Dreidimensionale Präzisionsbilder – lebensecht

Start-up „Small World Vision“ im Porträt

20.07.2023 von

Naturgetreue 3D-Aufnahmen von kleinen, komplexen, farbigen Objekten liefert der Scanner des Start-ups „Small World Vision“. Das ursprünglich für die Digitalisierung analoger Insektensammlungen entwickelte Gerät erstellt mittlerweile auch aus Lebensmitteln, Feingeräten und Blüten realistische 3D-Modelle.

Bild eines 3D-Modells des Feldsandlaufkäfers (Cicindela campestris).

Fast meint man, die Biene streicheln zu können: Ein zarter Haarflaum umgibt den eleganten Körper, Fühler und Augen scheinen sich dem Betrachter aufmerksam zuzuwenden. Dr. Sebastian Schmelze dreht das Insekt um seine Achsen. Mit der Computermaus steuert er die hochaufgelöste Biene am Bildschirm. Von allen Seiten gibt das Bild das echte Objekt wieder – mit feinsten Details und in ungeheurer Präzision.
──────────────────────────────
> _ZU ERLEDIGENDE AUFGABEN_
[a] Übersetze den Satz „Dr. Sebastian Schmelze dreht das Insekt um seine Achsen.“ aus dem vorgegebenen Text ins Englische.
[b] Stimmen die folgenden Aussagen mit dem vorgegebenen Text überein? Antworte jeweils mit Ja oder Nein und zitiere die entscheidenden Worte. (i) Der Scanner wurde ursprünglich für die Digitalisierung analoger Insektensammlungen entwickelt. (ii) Das Gerät erstellt inzwischen auch 3D-Modelle von Blüten. (iii) Dr. Sebastian Schmelze steuert die Biene über einen Touchscreen.
[c] Gib aus dem vorgegebenen Text das Stück von „Start-up „Small World“ bis einschließlich „in ungeheurer Präzision.“ wortgetreu wieder.

> _GESPEICHERTE EINTRÄGE_
──────────────────────────────
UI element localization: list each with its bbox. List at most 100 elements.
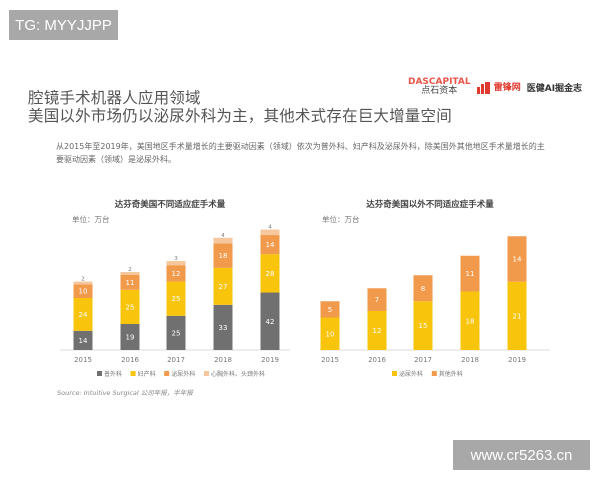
──────────────────────────────
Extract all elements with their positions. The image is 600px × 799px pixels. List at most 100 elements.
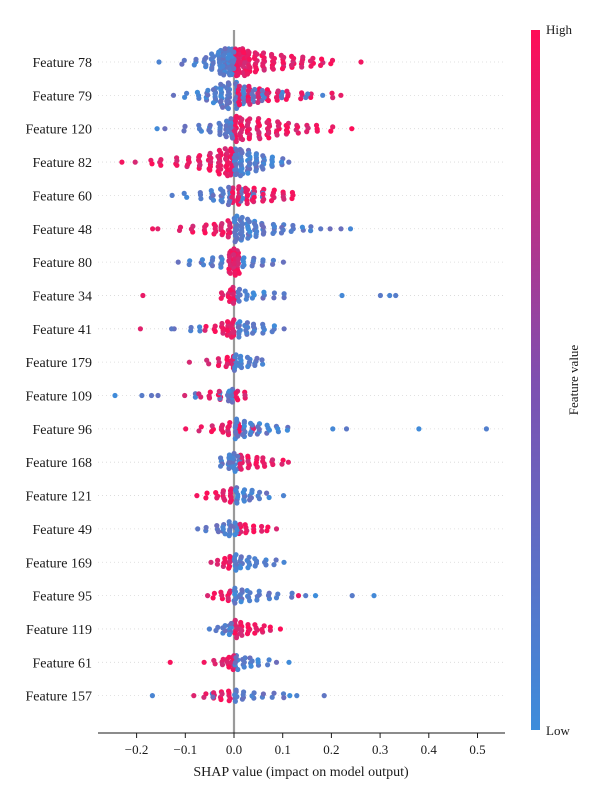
──────────────────────────────
> _LÖSUNGEN_
[a] Dr. Sebastian Schmelze rotates the insect around its axes.

[b]
(i) Ja: „Das ursprünglich für die Digitalisierung analoger Insektensammlungen entwickelte Gerät“
(ii) Ja: „erstellt mittlerweile auch aus Lebensmitteln, Feingeräten und Blüten realistische 3D-Modelle“
(iii) Nein: „Mit der Computermaus steuert er die hochaufgelöste Biene am Bildschirm.“

[c]
Start-up „Small World Vision“ im Porträt

20.07.2023 von

Naturgetreue 3D-Aufnahmen von kleinen, komplexen, farbigen Objekten liefert der Scanner des Start-ups „Small World Vision“. Das ursprünglich für die Digitalisierung analoger Insektensammlungen entwickelte Gerät erstellt mittlerweile auch aus Lebensmitteln, Feingeräten und Blüten realistische 3D-Modelle.

Bild eines 3D-Modells des Feldsandlaufkäfers (Cicindela campestris).

Fast meint man, die Biene streicheln zu können: Ein zarter Haarflaum umgibt den eleganten Körper, Fühler und Augen scheinen sich dem Betrachter aufmerksam zuzuwenden. Dr. Sebastian Schmelze dreht das Insekt um seine Achsen. Mit der Computermaus steuert er die hochaufgelöste Biene am Bildschirm. Von allen Seiten gibt das Bild das echte Objekt wieder – mit feinsten Details und in ungeheurer Präzision.